◆ **EXERCISE DESCRIPTION**
Reproduce each line from the records that holds "sharpness".

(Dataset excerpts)
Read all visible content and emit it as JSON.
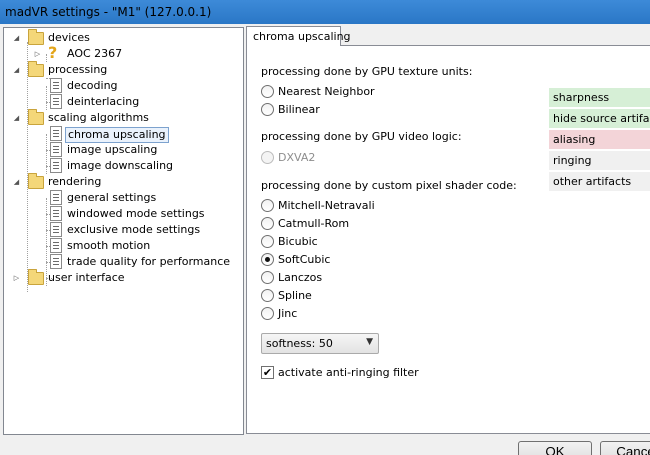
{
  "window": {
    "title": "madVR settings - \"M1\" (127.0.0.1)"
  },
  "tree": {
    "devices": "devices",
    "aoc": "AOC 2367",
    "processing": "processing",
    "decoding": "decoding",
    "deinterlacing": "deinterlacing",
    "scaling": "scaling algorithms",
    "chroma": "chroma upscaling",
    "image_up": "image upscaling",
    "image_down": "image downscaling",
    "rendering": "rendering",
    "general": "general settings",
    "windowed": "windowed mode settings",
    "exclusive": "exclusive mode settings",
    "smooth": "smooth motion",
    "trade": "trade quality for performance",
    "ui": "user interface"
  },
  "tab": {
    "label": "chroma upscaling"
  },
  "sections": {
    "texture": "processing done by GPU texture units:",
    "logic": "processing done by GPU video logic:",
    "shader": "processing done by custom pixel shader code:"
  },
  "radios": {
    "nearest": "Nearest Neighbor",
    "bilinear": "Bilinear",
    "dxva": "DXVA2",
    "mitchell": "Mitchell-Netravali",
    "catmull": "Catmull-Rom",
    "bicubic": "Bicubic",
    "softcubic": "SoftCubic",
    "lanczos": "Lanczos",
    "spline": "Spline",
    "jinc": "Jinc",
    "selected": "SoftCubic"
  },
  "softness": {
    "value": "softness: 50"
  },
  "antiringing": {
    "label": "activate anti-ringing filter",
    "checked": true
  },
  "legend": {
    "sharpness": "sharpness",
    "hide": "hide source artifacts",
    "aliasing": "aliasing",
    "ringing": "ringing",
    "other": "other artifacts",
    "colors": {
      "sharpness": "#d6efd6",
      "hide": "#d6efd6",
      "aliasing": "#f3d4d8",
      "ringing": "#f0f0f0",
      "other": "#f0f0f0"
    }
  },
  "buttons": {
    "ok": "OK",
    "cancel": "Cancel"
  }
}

--

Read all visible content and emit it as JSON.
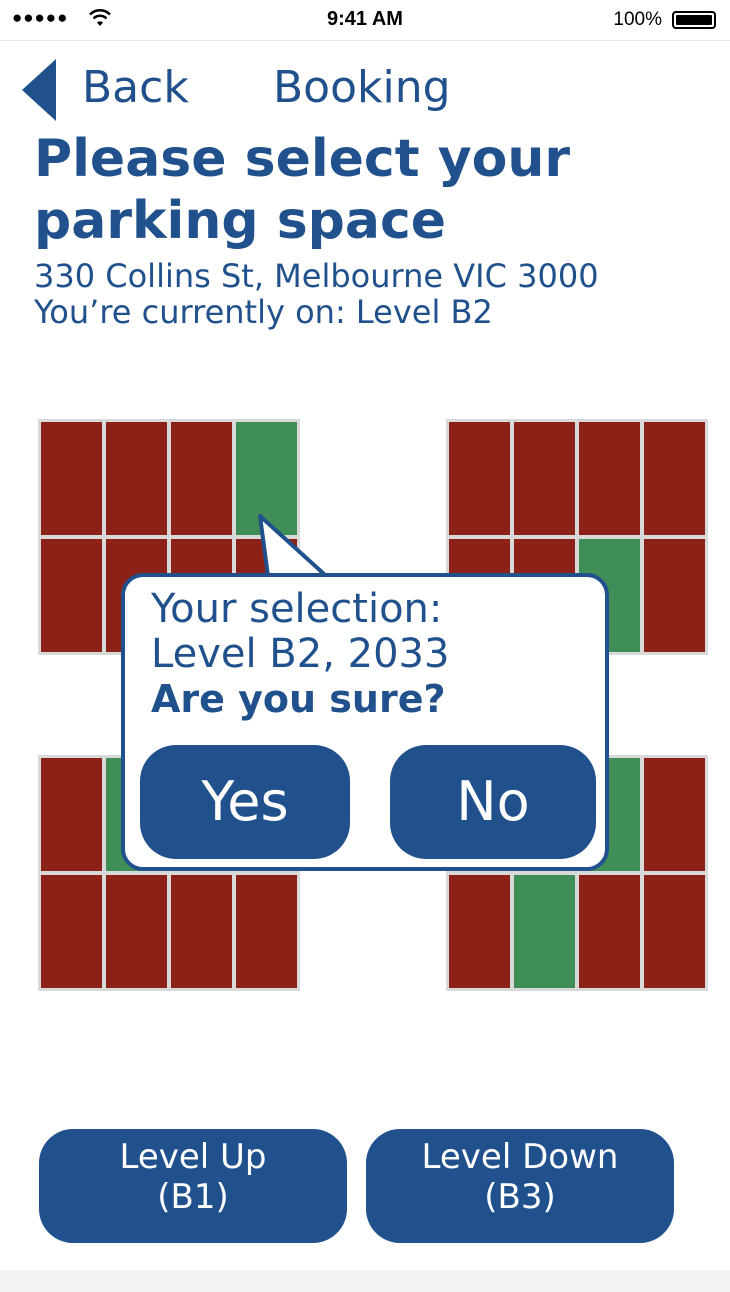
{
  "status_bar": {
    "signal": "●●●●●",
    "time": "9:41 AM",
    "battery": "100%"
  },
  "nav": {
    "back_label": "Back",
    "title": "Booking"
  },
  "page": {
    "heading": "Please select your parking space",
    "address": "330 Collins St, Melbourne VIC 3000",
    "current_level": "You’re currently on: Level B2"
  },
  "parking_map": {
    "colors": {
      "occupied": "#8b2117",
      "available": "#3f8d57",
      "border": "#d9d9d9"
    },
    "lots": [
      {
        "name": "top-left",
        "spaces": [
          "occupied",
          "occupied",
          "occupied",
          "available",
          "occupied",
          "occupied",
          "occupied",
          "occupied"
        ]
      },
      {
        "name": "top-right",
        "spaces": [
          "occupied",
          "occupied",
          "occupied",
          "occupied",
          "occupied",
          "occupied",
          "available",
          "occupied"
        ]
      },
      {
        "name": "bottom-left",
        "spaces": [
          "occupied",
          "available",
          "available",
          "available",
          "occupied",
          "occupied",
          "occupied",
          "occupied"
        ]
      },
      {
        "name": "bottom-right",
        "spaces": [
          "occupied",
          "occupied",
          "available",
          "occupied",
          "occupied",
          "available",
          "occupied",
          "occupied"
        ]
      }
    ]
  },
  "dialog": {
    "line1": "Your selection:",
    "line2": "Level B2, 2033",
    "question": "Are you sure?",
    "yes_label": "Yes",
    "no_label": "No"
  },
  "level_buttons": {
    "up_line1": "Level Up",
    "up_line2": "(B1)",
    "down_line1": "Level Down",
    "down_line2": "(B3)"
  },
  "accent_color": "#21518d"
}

◆ **WRITTEN ANSWER**
    "sharpness": "sharpness",
      "sharpness": "#d6efd6",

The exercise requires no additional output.